### WHAT TO WORK ON:
Your task is to filter the data below down to the lines holding "Venituri".
──────── SUPPLIED DATA
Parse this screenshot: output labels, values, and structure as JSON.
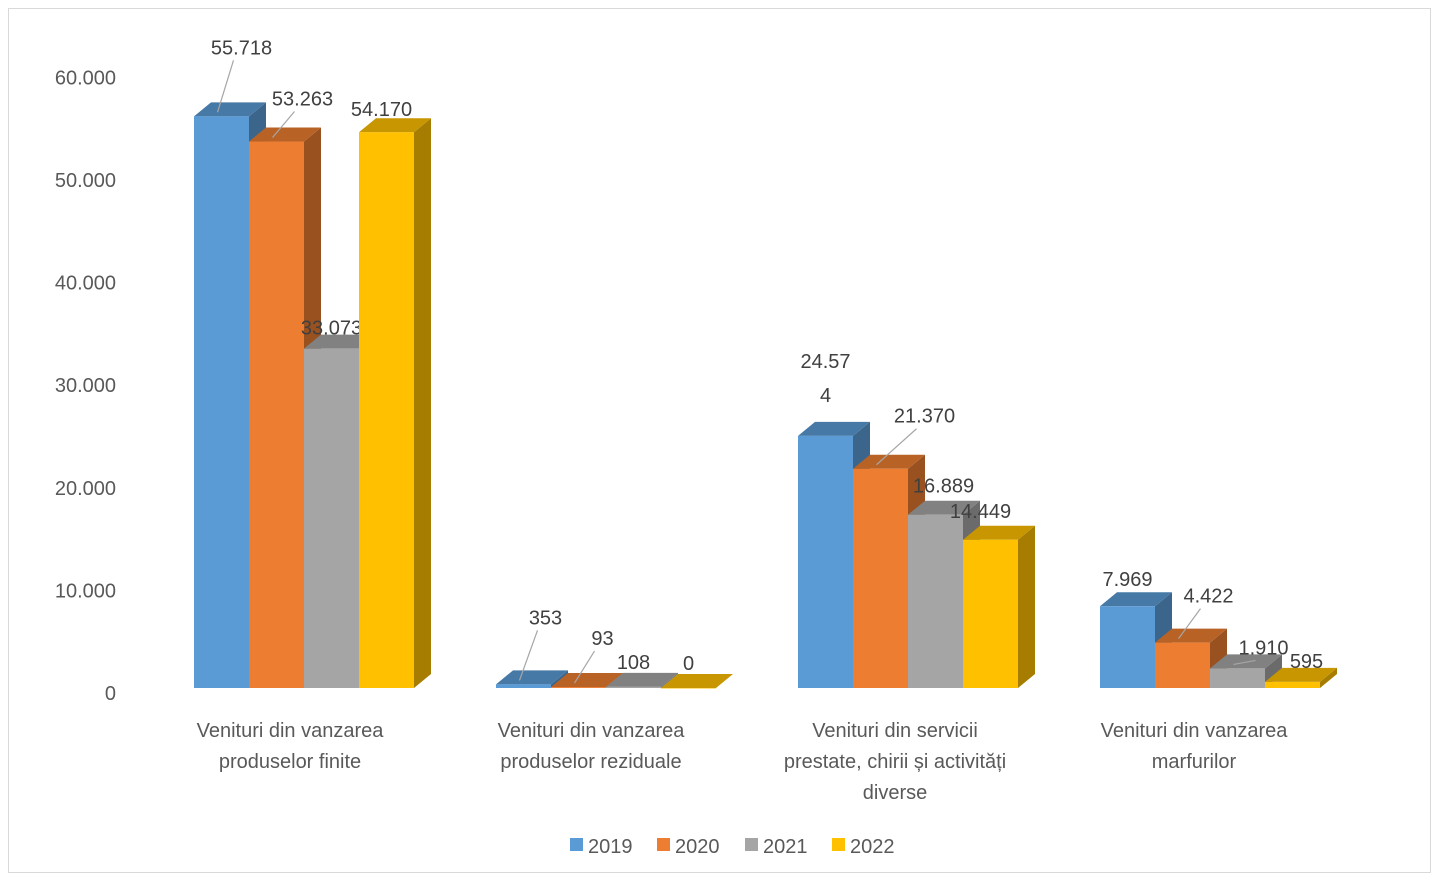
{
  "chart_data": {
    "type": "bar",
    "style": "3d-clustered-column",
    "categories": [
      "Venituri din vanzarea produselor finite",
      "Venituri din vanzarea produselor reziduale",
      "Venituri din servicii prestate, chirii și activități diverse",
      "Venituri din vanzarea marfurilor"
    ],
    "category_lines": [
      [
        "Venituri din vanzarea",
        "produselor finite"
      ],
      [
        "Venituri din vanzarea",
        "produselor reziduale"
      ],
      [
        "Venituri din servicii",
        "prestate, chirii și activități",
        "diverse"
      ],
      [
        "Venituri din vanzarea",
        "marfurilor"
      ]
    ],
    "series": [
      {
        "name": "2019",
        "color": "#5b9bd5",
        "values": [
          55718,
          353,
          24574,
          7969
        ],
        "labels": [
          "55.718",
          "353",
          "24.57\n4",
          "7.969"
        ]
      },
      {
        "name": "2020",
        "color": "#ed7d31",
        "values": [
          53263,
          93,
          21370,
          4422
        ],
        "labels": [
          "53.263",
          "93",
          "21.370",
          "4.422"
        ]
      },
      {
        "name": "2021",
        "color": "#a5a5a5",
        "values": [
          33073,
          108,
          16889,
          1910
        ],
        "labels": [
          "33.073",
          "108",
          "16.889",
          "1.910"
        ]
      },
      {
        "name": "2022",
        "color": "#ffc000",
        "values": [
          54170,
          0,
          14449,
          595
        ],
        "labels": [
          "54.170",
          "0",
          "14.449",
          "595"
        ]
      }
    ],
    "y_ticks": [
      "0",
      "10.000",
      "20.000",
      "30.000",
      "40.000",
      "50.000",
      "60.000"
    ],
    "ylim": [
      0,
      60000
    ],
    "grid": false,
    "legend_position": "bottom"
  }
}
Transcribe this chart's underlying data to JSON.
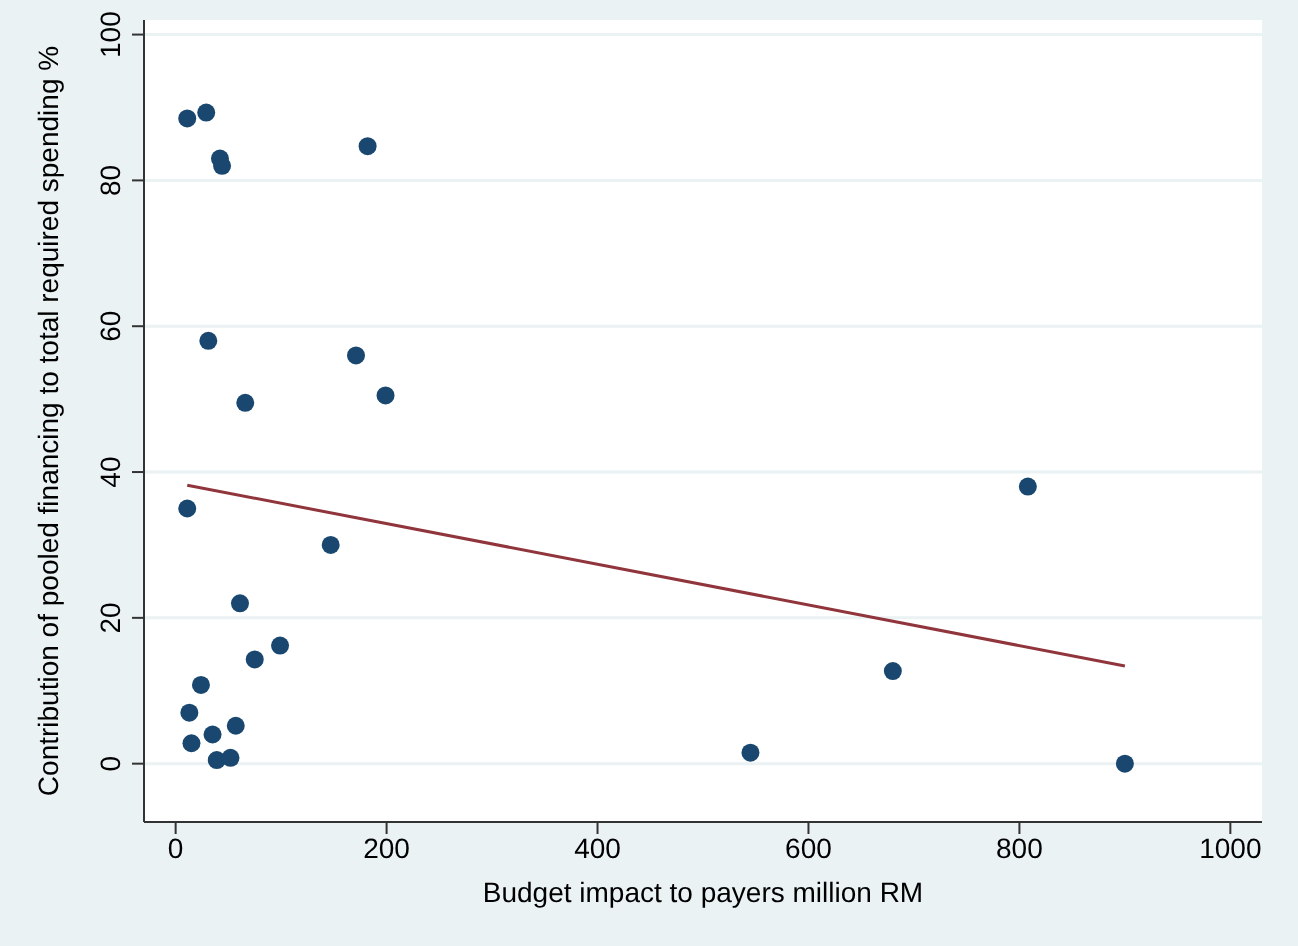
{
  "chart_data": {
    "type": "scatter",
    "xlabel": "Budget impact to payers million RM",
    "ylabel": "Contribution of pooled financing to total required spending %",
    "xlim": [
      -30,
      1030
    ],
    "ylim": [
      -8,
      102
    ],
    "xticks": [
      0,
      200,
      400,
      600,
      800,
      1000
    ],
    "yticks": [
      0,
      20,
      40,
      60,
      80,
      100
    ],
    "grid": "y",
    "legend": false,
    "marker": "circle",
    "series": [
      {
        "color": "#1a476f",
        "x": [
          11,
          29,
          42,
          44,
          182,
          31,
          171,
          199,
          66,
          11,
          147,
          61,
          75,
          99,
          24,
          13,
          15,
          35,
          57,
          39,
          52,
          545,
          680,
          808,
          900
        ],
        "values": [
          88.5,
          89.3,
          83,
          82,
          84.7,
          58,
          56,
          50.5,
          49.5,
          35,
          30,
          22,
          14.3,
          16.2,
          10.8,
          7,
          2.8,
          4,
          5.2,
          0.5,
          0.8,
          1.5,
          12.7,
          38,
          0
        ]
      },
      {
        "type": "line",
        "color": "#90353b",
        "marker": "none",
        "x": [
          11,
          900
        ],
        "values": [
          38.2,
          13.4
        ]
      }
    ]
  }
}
────────────────
### CORRECT RESULT:
      "Venituri din vanzarea produselor finite",
      "Venituri din vanzarea produselor reziduale",
      "Venituri din servicii prestate, chirii și activități diverse",
      "Venituri din vanzarea marfurilor"
        "Venituri din vanzarea",
        "Venituri din vanzarea",
        "Venituri din servicii",
        "Venituri din vanzarea",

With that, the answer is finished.